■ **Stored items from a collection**

** start **

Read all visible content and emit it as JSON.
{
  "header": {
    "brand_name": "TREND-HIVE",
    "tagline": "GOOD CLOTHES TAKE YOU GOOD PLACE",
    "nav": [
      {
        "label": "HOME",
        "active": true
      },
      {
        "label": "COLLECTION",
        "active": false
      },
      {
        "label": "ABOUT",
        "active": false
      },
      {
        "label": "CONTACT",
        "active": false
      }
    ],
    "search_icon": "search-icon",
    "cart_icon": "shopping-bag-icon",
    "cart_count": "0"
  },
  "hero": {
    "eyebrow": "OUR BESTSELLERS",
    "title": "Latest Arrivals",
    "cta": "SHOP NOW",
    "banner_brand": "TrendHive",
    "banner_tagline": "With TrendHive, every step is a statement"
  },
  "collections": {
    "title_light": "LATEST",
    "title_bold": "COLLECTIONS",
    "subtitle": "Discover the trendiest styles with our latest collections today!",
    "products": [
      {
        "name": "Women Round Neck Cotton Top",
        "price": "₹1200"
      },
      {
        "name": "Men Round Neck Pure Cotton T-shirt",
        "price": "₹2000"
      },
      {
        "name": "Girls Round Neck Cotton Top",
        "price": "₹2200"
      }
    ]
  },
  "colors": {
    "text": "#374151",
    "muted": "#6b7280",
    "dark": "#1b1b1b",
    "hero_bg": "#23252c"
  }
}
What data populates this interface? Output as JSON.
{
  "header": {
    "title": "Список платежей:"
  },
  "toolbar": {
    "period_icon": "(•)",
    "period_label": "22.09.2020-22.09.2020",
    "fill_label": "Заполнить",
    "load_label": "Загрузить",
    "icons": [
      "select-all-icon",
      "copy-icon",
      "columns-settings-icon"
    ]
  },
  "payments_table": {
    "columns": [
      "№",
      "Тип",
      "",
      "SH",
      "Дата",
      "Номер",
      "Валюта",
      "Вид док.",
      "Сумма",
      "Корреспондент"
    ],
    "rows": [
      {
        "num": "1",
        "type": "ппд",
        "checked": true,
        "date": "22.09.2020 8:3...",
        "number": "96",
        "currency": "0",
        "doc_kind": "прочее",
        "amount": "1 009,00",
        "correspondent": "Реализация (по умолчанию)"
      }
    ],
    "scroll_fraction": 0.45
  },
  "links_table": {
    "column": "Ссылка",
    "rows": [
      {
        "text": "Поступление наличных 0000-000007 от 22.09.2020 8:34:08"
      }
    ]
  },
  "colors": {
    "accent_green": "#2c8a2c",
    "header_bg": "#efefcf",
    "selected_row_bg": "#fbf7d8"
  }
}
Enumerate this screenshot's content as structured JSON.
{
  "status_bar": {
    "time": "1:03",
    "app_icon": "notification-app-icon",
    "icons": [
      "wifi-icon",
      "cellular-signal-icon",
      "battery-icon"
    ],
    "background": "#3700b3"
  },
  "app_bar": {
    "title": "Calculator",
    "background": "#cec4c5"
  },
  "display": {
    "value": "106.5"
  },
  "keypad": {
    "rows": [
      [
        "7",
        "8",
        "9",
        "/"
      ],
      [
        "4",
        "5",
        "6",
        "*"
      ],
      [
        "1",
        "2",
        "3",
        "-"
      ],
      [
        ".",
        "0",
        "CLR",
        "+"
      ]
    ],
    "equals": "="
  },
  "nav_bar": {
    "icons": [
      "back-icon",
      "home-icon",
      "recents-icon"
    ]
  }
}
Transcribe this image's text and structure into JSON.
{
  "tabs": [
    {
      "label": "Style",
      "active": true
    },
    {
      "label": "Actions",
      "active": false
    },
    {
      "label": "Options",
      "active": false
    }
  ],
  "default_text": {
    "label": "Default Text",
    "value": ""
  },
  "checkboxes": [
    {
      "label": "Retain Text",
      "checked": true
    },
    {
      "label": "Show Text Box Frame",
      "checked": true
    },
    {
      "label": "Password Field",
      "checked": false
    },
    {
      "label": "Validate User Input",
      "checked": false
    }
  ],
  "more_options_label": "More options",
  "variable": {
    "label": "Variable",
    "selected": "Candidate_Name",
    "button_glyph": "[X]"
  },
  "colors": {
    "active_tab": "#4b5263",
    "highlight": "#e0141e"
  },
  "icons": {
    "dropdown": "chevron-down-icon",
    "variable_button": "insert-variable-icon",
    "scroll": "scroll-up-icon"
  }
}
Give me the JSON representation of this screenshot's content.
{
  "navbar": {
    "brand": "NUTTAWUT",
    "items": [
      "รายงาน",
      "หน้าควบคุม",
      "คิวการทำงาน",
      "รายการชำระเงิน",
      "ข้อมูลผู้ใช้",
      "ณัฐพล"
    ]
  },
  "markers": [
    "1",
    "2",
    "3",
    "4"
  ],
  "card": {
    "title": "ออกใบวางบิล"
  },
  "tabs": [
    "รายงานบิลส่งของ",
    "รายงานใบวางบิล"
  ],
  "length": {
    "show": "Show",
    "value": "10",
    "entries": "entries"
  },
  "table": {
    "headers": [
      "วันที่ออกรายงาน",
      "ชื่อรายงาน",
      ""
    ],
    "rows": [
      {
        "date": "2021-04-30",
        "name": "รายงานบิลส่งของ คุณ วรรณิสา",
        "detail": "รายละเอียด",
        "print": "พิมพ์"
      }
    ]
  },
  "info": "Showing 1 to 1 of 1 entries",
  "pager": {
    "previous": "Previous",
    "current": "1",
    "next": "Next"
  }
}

** end **

■ **Objective**
Without leaving anything out, quote all the data.

■ **Full output**
Read all visible content and emit it as JSON.
{
  "header": {
    "brand_name": "TREND-HIVE",
    "tagline": "GOOD CLOTHES TAKE YOU GOOD PLACE",
    "nav": [
      {
        "label": "HOME",
        "active": true
      },
      {
        "label": "COLLECTION",
        "active": false
      },
      {
        "label": "ABOUT",
        "active": false
      },
      {
        "label": "CONTACT",
        "active": false
      }
    ],
    "search_icon": "search-icon",
    "cart_icon": "shopping-bag-icon",
    "cart_count": "0"
  },
  "hero": {
    "eyebrow": "OUR BESTSELLERS",
    "title": "Latest Arrivals",
    "cta": "SHOP NOW",
    "banner_brand": "TrendHive",
    "banner_tagline": "With TrendHive, every step is a statement"
  },
  "collections": {
    "title_light": "LATEST",
    "title_bold": "COLLECTIONS",
    "subtitle": "Discover the trendiest styles with our latest collections today!",
    "products": [
      {
        "name": "Women Round Neck Cotton Top",
        "price": "₹1200"
      },
      {
        "name": "Men Round Neck Pure Cotton T-shirt",
        "price": "₹2000"
      },
      {
        "name": "Girls Round Neck Cotton Top",
        "price": "₹2200"
      }
    ]
  },
  "colors": {
    "text": "#374151",
    "muted": "#6b7280",
    "dark": "#1b1b1b",
    "hero_bg": "#23252c"
  }
}
What data populates this interface? Output as JSON.
{
  "header": {
    "title": "Список платежей:"
  },
  "toolbar": {
    "period_icon": "(•)",
    "period_label": "22.09.2020-22.09.2020",
    "fill_label": "Заполнить",
    "load_label": "Загрузить",
    "icons": [
      "select-all-icon",
      "copy-icon",
      "columns-settings-icon"
    ]
  },
  "payments_table": {
    "columns": [
      "№",
      "Тип",
      "",
      "SH",
      "Дата",
      "Номер",
      "Валюта",
      "Вид док.",
      "Сумма",
      "Корреспондент"
    ],
    "rows": [
      {
        "num": "1",
        "type": "ппд",
        "checked": true,
        "date": "22.09.2020 8:3...",
        "number": "96",
        "currency": "0",
        "doc_kind": "прочее",
        "amount": "1 009,00",
        "correspondent": "Реализация (по умолчанию)"
      }
    ],
    "scroll_fraction": 0.45
  },
  "links_table": {
    "column": "Ссылка",
    "rows": [
      {
        "text": "Поступление наличных 0000-000007 от 22.09.2020 8:34:08"
      }
    ]
  },
  "colors": {
    "accent_green": "#2c8a2c",
    "header_bg": "#efefcf",
    "selected_row_bg": "#fbf7d8"
  }
}
Enumerate this screenshot's content as structured JSON.
{
  "status_bar": {
    "time": "1:03",
    "app_icon": "notification-app-icon",
    "icons": [
      "wifi-icon",
      "cellular-signal-icon",
      "battery-icon"
    ],
    "background": "#3700b3"
  },
  "app_bar": {
    "title": "Calculator",
    "background": "#cec4c5"
  },
  "display": {
    "value": "106.5"
  },
  "keypad": {
    "rows": [
      [
        "7",
        "8",
        "9",
        "/"
      ],
      [
        "4",
        "5",
        "6",
        "*"
      ],
      [
        "1",
        "2",
        "3",
        "-"
      ],
      [
        ".",
        "0",
        "CLR",
        "+"
      ]
    ],
    "equals": "="
  },
  "nav_bar": {
    "icons": [
      "back-icon",
      "home-icon",
      "recents-icon"
    ]
  }
}
Transcribe this image's text and structure into JSON.
{
  "tabs": [
    {
      "label": "Style",
      "active": true
    },
    {
      "label": "Actions",
      "active": false
    },
    {
      "label": "Options",
      "active": false
    }
  ],
  "default_text": {
    "label": "Default Text",
    "value": ""
  },
  "checkboxes": [
    {
      "label": "Retain Text",
      "checked": true
    },
    {
      "label": "Show Text Box Frame",
      "checked": true
    },
    {
      "label": "Password Field",
      "checked": false
    },
    {
      "label": "Validate User Input",
      "checked": false
    }
  ],
  "more_options_label": "More options",
  "variable": {
    "label": "Variable",
    "selected": "Candidate_Name",
    "button_glyph": "[X]"
  },
  "colors": {
    "active_tab": "#4b5263",
    "highlight": "#e0141e"
  },
  "icons": {
    "dropdown": "chevron-down-icon",
    "variable_button": "insert-variable-icon",
    "scroll": "scroll-up-icon"
  }
}
Give me the JSON representation of this screenshot's content.
{
  "navbar": {
    "brand": "NUTTAWUT",
    "items": [
      "รายงาน",
      "หน้าควบคุม",
      "คิวการทำงาน",
      "รายการชำระเงิน",
      "ข้อมูลผู้ใช้",
      "ณัฐพล"
    ]
  },
  "markers": [
    "1",
    "2",
    "3",
    "4"
  ],
  "card": {
    "title": "ออกใบวางบิล"
  },
  "tabs": [
    "รายงานบิลส่งของ",
    "รายงานใบวางบิล"
  ],
  "length": {
    "show": "Show",
    "value": "10",
    "entries": "entries"
  },
  "table": {
    "headers": [
      "วันที่ออกรายงาน",
      "ชื่อรายงาน",
      ""
    ],
    "rows": [
      {
        "date": "2021-04-30",
        "name": "รายงานบิลส่งของ คุณ วรรณิสา",
        "detail": "รายละเอียด",
        "print": "พิมพ์"
      }
    ]
  },
  "info": "Showing 1 to 1 of 1 entries",
  "pager": {
    "previous": "Previous",
    "current": "1",
    "next": "Next"
  }
}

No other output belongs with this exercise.